**What you need to do**
Give back the full listing verbatim, apart from its images.

>>>

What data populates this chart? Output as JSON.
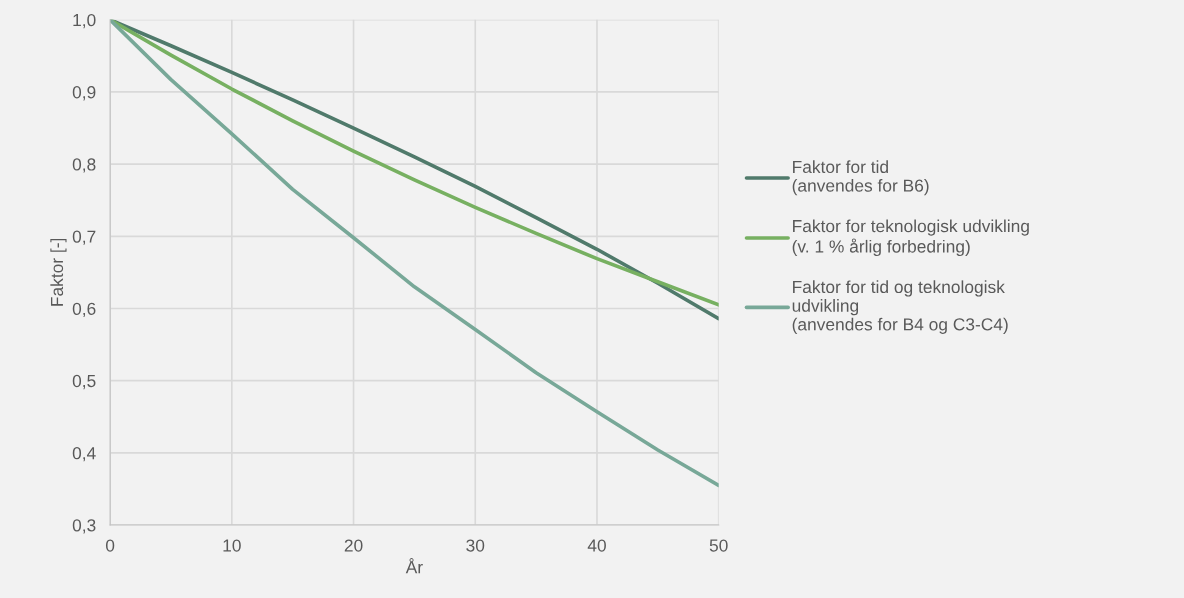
{
  "chart_data": {
    "type": "line",
    "xlabel": "År",
    "ylabel": "Faktor [-]",
    "x": [
      0,
      5,
      10,
      15,
      20,
      25,
      30,
      35,
      40,
      45,
      50
    ],
    "series": [
      {
        "name": "Faktor for tid\n(anvendes for B6)",
        "color": "#507a6b",
        "values": [
          1.0,
          0.964,
          0.927,
          0.889,
          0.85,
          0.81,
          0.769,
          0.726,
          0.682,
          0.635,
          0.586
        ]
      },
      {
        "name": "Faktor for teknologisk udvikling\n(v. 1 % årlig forbedring)",
        "color": "#77b061",
        "values": [
          1.0,
          0.951,
          0.904,
          0.86,
          0.818,
          0.778,
          0.74,
          0.704,
          0.669,
          0.637,
          0.605
        ]
      },
      {
        "name": "Faktor for tid og teknologisk\nudvikling\n(anvendes for B4 og C3-C4)",
        "color": "#78a898",
        "values": [
          1.0,
          0.917,
          0.842,
          0.765,
          0.698,
          0.63,
          0.571,
          0.511,
          0.457,
          0.404,
          0.355
        ]
      }
    ],
    "xlim": [
      0,
      50
    ],
    "xticks": [
      0,
      10,
      20,
      30,
      40,
      50
    ],
    "ylim": [
      0.3,
      1.0
    ],
    "yticks": [
      {
        "value": 0.3,
        "label": "0,3"
      },
      {
        "value": 0.4,
        "label": "0,4"
      },
      {
        "value": 0.5,
        "label": "0,5"
      },
      {
        "value": 0.6,
        "label": "0,6"
      },
      {
        "value": 0.7,
        "label": "0,7"
      },
      {
        "value": 0.8,
        "label": "0,8"
      },
      {
        "value": 0.9,
        "label": "0,9"
      },
      {
        "value": 1.0,
        "label": "1,0"
      }
    ],
    "grid": true,
    "legend": "right",
    "marker": "none",
    "line_style": "solid"
  }
}
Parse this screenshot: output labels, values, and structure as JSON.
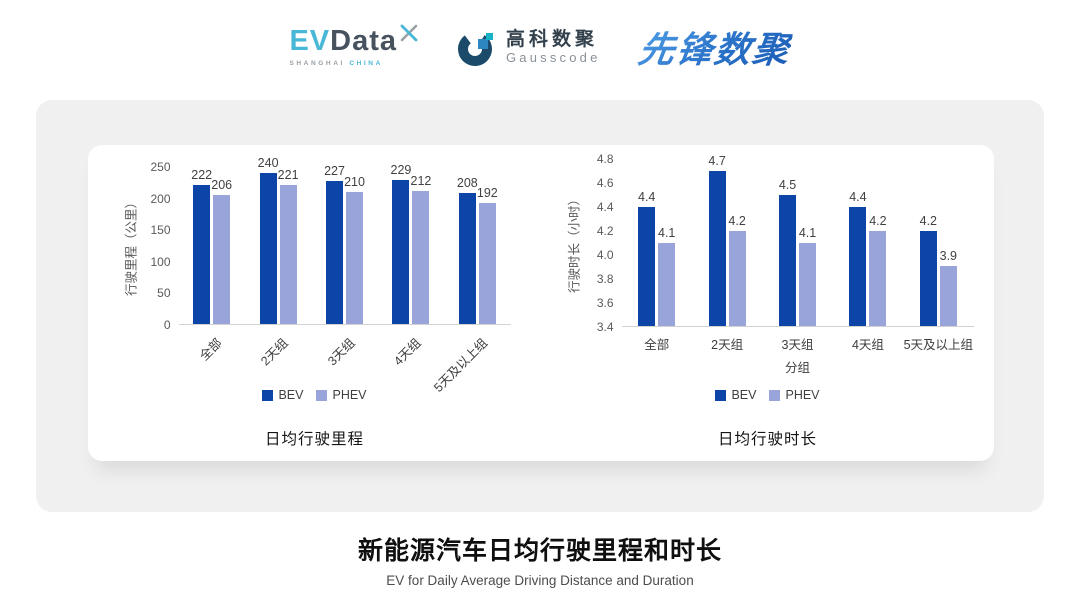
{
  "header": {
    "evdata": {
      "ev": "EV",
      "data": "Data",
      "sub_left": "SHANGHAI",
      "sub_right": "CHINA"
    },
    "gausscode": {
      "cn": "高科数聚",
      "en": "Gausscode"
    },
    "pioneer": {
      "text": "先锋数聚"
    }
  },
  "colors": {
    "bev": "#0d44a7",
    "phev": "#99a5da",
    "axis_text": "#595959",
    "value_text": "#414141"
  },
  "chart_data": [
    {
      "id": "distance",
      "type": "bar",
      "title": "日均行驶里程",
      "ylabel": "行驶里程（公里）",
      "xlabel": "",
      "categories": [
        "全部",
        "2天组",
        "3天组",
        "4天组",
        "5天及以上组"
      ],
      "series": [
        {
          "name": "BEV",
          "color": "#0d44a7",
          "values": [
            222,
            240,
            227,
            229,
            208
          ]
        },
        {
          "name": "PHEV",
          "color": "#99a5da",
          "values": [
            206,
            221,
            210,
            212,
            192
          ]
        }
      ],
      "ylim": [
        0,
        250
      ],
      "ytick_labels": [
        "0",
        "50",
        "100",
        "150",
        "200",
        "250"
      ],
      "value_decimals": 0,
      "rotated_xlabels": true,
      "grid": false,
      "legend_position": "bottom"
    },
    {
      "id": "duration",
      "type": "bar",
      "title": "日均行驶时长",
      "ylabel": "行驶时长（小时）",
      "xlabel": "分组",
      "categories": [
        "全部",
        "2天组",
        "3天组",
        "4天组",
        "5天及以上组"
      ],
      "series": [
        {
          "name": "BEV",
          "color": "#0d44a7",
          "values": [
            4.4,
            4.7,
            4.5,
            4.4,
            4.2
          ]
        },
        {
          "name": "PHEV",
          "color": "#99a5da",
          "values": [
            4.1,
            4.2,
            4.1,
            4.2,
            3.9
          ]
        }
      ],
      "ylim": [
        3.4,
        4.8
      ],
      "ytick_labels": [
        "3.4",
        "3.6",
        "3.8",
        "4.0",
        "4.2",
        "4.4",
        "4.6",
        "4.8"
      ],
      "value_decimals": 1,
      "rotated_xlabels": false,
      "grid": false,
      "legend_position": "bottom"
    }
  ],
  "footer": {
    "title": "新能源汽车日均行驶里程和时长",
    "subtitle": "EV for Daily Average Driving Distance and Duration"
  }
}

<<<

**Response below**
What data populates this chart? Output as JSON.
{
  "chart_data": {
    "type": "line",
    "xlabel": "År",
    "ylabel": "Faktor [-]",
    "x": [
      0,
      5,
      10,
      15,
      20,
      25,
      30,
      35,
      40,
      45,
      50
    ],
    "series": [
      {
        "name": "Faktor for tid\n(anvendes for B6)",
        "color": "#507a6b",
        "values": [
          1.0,
          0.964,
          0.927,
          0.889,
          0.85,
          0.81,
          0.769,
          0.726,
          0.682,
          0.635,
          0.586
        ]
      },
      {
        "name": "Faktor for teknologisk udvikling\n(v. 1 % årlig forbedring)",
        "color": "#77b061",
        "values": [
          1.0,
          0.951,
          0.904,
          0.86,
          0.818,
          0.778,
          0.74,
          0.704,
          0.669,
          0.637,
          0.605
        ]
      },
      {
        "name": "Faktor for tid og teknologisk\nudvikling\n(anvendes for B4 og C3-C4)",
        "color": "#78a898",
        "values": [
          1.0,
          0.917,
          0.842,
          0.765,
          0.698,
          0.63,
          0.571,
          0.511,
          0.457,
          0.404,
          0.355
        ]
      }
    ],
    "xlim": [
      0,
      50
    ],
    "xticks": [
      0,
      10,
      20,
      30,
      40,
      50
    ],
    "ylim": [
      0.3,
      1.0
    ],
    "yticks": [
      {
        "value": 0.3,
        "label": "0,3"
      },
      {
        "value": 0.4,
        "label": "0,4"
      },
      {
        "value": 0.5,
        "label": "0,5"
      },
      {
        "value": 0.6,
        "label": "0,6"
      },
      {
        "value": 0.7,
        "label": "0,7"
      },
      {
        "value": 0.8,
        "label": "0,8"
      },
      {
        "value": 0.9,
        "label": "0,9"
      },
      {
        "value": 1.0,
        "label": "1,0"
      }
    ],
    "grid": true,
    "legend": "right",
    "marker": "none",
    "line_style": "solid"
  }
}
Parse this screenshot: output labels, values, and structure as JSON.
{
  "header": {
    "evdata": {
      "ev": "EV",
      "data": "Data",
      "sub_left": "SHANGHAI",
      "sub_right": "CHINA"
    },
    "gausscode": {
      "cn": "高科数聚",
      "en": "Gausscode"
    },
    "pioneer": {
      "text": "先锋数聚"
    }
  },
  "colors": {
    "bev": "#0d44a7",
    "phev": "#99a5da",
    "axis_text": "#595959",
    "value_text": "#414141"
  },
  "chart_data": [
    {
      "id": "distance",
      "type": "bar",
      "title": "日均行驶里程",
      "ylabel": "行驶里程（公里）",
      "xlabel": "",
      "categories": [
        "全部",
        "2天组",
        "3天组",
        "4天组",
        "5天及以上组"
      ],
      "series": [
        {
          "name": "BEV",
          "color": "#0d44a7",
          "values": [
            222,
            240,
            227,
            229,
            208
          ]
        },
        {
          "name": "PHEV",
          "color": "#99a5da",
          "values": [
            206,
            221,
            210,
            212,
            192
          ]
        }
      ],
      "ylim": [
        0,
        250
      ],
      "ytick_labels": [
        "0",
        "50",
        "100",
        "150",
        "200",
        "250"
      ],
      "value_decimals": 0,
      "rotated_xlabels": true,
      "grid": false,
      "legend_position": "bottom"
    },
    {
      "id": "duration",
      "type": "bar",
      "title": "日均行驶时长",
      "ylabel": "行驶时长（小时）",
      "xlabel": "分组",
      "categories": [
        "全部",
        "2天组",
        "3天组",
        "4天组",
        "5天及以上组"
      ],
      "series": [
        {
          "name": "BEV",
          "color": "#0d44a7",
          "values": [
            4.4,
            4.7,
            4.5,
            4.4,
            4.2
          ]
        },
        {
          "name": "PHEV",
          "color": "#99a5da",
          "values": [
            4.1,
            4.2,
            4.1,
            4.2,
            3.9
          ]
        }
      ],
      "ylim": [
        3.4,
        4.8
      ],
      "ytick_labels": [
        "3.4",
        "3.6",
        "3.8",
        "4.0",
        "4.2",
        "4.4",
        "4.6",
        "4.8"
      ],
      "value_decimals": 1,
      "rotated_xlabels": false,
      "grid": false,
      "legend_position": "bottom"
    }
  ],
  "footer": {
    "title": "新能源汽车日均行驶里程和时长",
    "subtitle": "EV for Daily Average Driving Distance and Duration"
  }
}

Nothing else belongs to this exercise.